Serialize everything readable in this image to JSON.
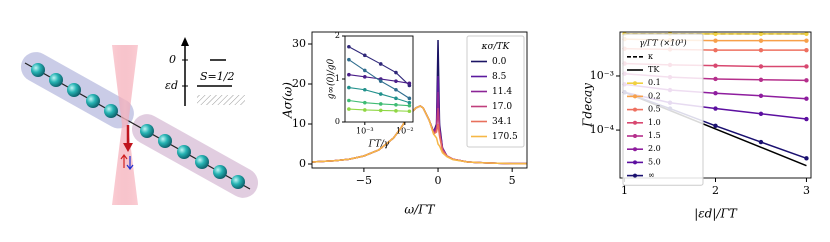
{
  "illustration": {
    "labels": [
      "0",
      "εd",
      "S=1/2"
    ]
  },
  "chart_data": [
    {
      "type": "line",
      "xlabel": "ω/ΓT",
      "ylabel": "Aσ(ω)",
      "x": [
        -8.5,
        -7,
        -6,
        -5,
        -4,
        -3,
        -2.5,
        -2,
        -1.5,
        -1.2,
        -1,
        -0.6,
        -0.3,
        -0.1,
        0,
        0.1,
        0.3,
        0.6,
        1,
        2,
        3,
        4,
        5,
        6
      ],
      "xlim": [
        -8.5,
        6
      ],
      "ylim": [
        -1,
        33
      ],
      "xticks": [
        {
          "value": -5,
          "label": "−5"
        },
        0,
        5
      ],
      "yticks": [
        0,
        10,
        20,
        30
      ],
      "legend": "upper right",
      "legend_title": "κσ/TK",
      "series": [
        {
          "name": "0.0",
          "color": "#1b1464",
          "values": [
            0.5,
            0.8,
            1.2,
            2,
            3.5,
            6.5,
            9,
            12,
            14,
            14.5,
            14,
            11,
            8,
            10,
            31,
            10,
            4,
            2,
            1.2,
            0.5,
            0.3,
            0.2,
            0.1,
            0.1
          ]
        },
        {
          "name": "8.5",
          "color": "#5b1a9e",
          "values": [
            0.5,
            0.8,
            1.2,
            2,
            3.5,
            6.5,
            9,
            12,
            14,
            14.5,
            14,
            11,
            8,
            9.5,
            22,
            9,
            4,
            2,
            1.2,
            0.5,
            0.3,
            0.2,
            0.1,
            0.1
          ]
        },
        {
          "name": "11.4",
          "color": "#8c2496",
          "values": [
            0.5,
            0.8,
            1.2,
            2,
            3.5,
            6.5,
            9,
            12,
            14,
            14.5,
            14,
            11,
            8,
            9,
            18,
            8.5,
            3.8,
            2,
            1.2,
            0.5,
            0.3,
            0.2,
            0.1,
            0.1
          ]
        },
        {
          "name": "17.0",
          "color": "#c03f7c",
          "values": [
            0.5,
            0.8,
            1.2,
            2,
            3.5,
            6.5,
            9,
            12,
            14,
            14.5,
            14,
            11,
            7.8,
            8.5,
            14,
            8,
            3.6,
            2,
            1.2,
            0.5,
            0.3,
            0.2,
            0.1,
            0.1
          ]
        },
        {
          "name": "34.1",
          "color": "#e8705c",
          "values": [
            0.5,
            0.8,
            1.2,
            2,
            3.5,
            6.5,
            9,
            12,
            14,
            14.5,
            14,
            11,
            7.5,
            8,
            10,
            7,
            3.3,
            2,
            1.2,
            0.5,
            0.3,
            0.2,
            0.1,
            0.1
          ]
        },
        {
          "name": "170.5",
          "color": "#f6b746",
          "values": [
            0.5,
            0.8,
            1.2,
            2,
            3.5,
            6.5,
            9,
            12,
            14,
            14.5,
            14,
            11,
            7.5,
            6.5,
            5,
            4.5,
            2.8,
            1.8,
            1.1,
            0.5,
            0.3,
            0.2,
            0.1,
            0.1
          ]
        }
      ]
    },
    {
      "type": "line",
      "xlabel": "ΓT/γ",
      "ylabel": "g∞(0)/g0",
      "xlog": true,
      "x": [
        0.0004,
        0.001,
        0.0025,
        0.006,
        0.013
      ],
      "xlim": [
        0.00032,
        0.016
      ],
      "ylim": [
        0,
        2
      ],
      "xticks": [
        {
          "value": 0.001,
          "label": "10⁻³"
        },
        {
          "value": 0.01,
          "label": "10⁻²"
        }
      ],
      "yticks": [
        0,
        1,
        2
      ],
      "series": [
        {
          "color": "#30287a",
          "marker": true,
          "values": [
            1.75,
            1.55,
            1.35,
            1.15,
            0.85
          ]
        },
        {
          "color": "#4a1d88",
          "marker": true,
          "values": [
            1.1,
            1.05,
            1.0,
            0.95,
            0.9
          ]
        },
        {
          "color": "#2f6d8e",
          "marker": true,
          "values": [
            1.45,
            1.2,
            0.95,
            0.75,
            0.55
          ]
        },
        {
          "color": "#21918c",
          "marker": true,
          "values": [
            0.8,
            0.75,
            0.65,
            0.55,
            0.45
          ]
        },
        {
          "color": "#3fbc73",
          "marker": true,
          "values": [
            0.5,
            0.45,
            0.42,
            0.4,
            0.38
          ]
        },
        {
          "color": "#8fd744",
          "marker": true,
          "values": [
            0.3,
            0.28,
            0.27,
            0.26,
            0.25
          ]
        }
      ]
    },
    {
      "type": "line",
      "xlabel": "|εd|/ΓT",
      "ylabel": "Γdecay",
      "ylog": true,
      "x": [
        1,
        1.5,
        2,
        2.5,
        3
      ],
      "xlim": [
        0.95,
        3.05
      ],
      "ylim": [
        1.3e-05,
        0.0065
      ],
      "xticks": [
        1,
        2,
        3
      ],
      "yticks": [
        {
          "value": 0.0001,
          "label": "10⁻⁴"
        },
        {
          "value": 0.001,
          "label": "10⁻³"
        }
      ],
      "legend": "upper left",
      "legend_title": "γ/ΓT (×10³)",
      "series": [
        {
          "name": "κ",
          "color": "#000000",
          "dash": true,
          "values": [
            0.006,
            0.006,
            0.006,
            0.006,
            0.006
          ]
        },
        {
          "name": "TK",
          "color": "#000000",
          "values": [
            0.0005,
            0.00023,
            0.000105,
            4.8e-05,
            2.2e-05
          ]
        },
        {
          "name": "0.1",
          "color": "#f0d040",
          "marker": true,
          "values": [
            0.006,
            0.006,
            0.006,
            0.006,
            0.006
          ]
        },
        {
          "name": "0.2",
          "color": "#f7a04a",
          "marker": true,
          "values": [
            0.0048,
            0.0046,
            0.0045,
            0.0045,
            0.0045
          ]
        },
        {
          "name": "0.5",
          "color": "#ee7060",
          "marker": true,
          "values": [
            0.0032,
            0.0031,
            0.003,
            0.003,
            0.003
          ]
        },
        {
          "name": "1.0",
          "color": "#d84870",
          "marker": true,
          "values": [
            0.0017,
            0.0016,
            0.00155,
            0.0015,
            0.0015
          ]
        },
        {
          "name": "1.5",
          "color": "#b52f8c",
          "marker": true,
          "values": [
            0.0011,
            0.00095,
            0.00088,
            0.00085,
            0.00083
          ]
        },
        {
          "name": "2.0",
          "color": "#8e1d9e",
          "marker": true,
          "values": [
            0.0007,
            0.00055,
            0.00048,
            0.00043,
            0.00038
          ]
        },
        {
          "name": "5.0",
          "color": "#5c0fa0",
          "marker": true,
          "values": [
            0.0005,
            0.00032,
            0.00025,
            0.0002,
            0.00016
          ]
        },
        {
          "name": "∞",
          "color": "#1a1070",
          "marker": true,
          "values": [
            0.0005,
            0.00025,
            0.00012,
            6e-05,
            3e-05
          ]
        }
      ]
    }
  ]
}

◆ **EXERCISE**:
Looking at the entries above, how many lines contain the word "ylabel"? Answer with the number alone.

◆ **EXPECTED ANSWER**:
3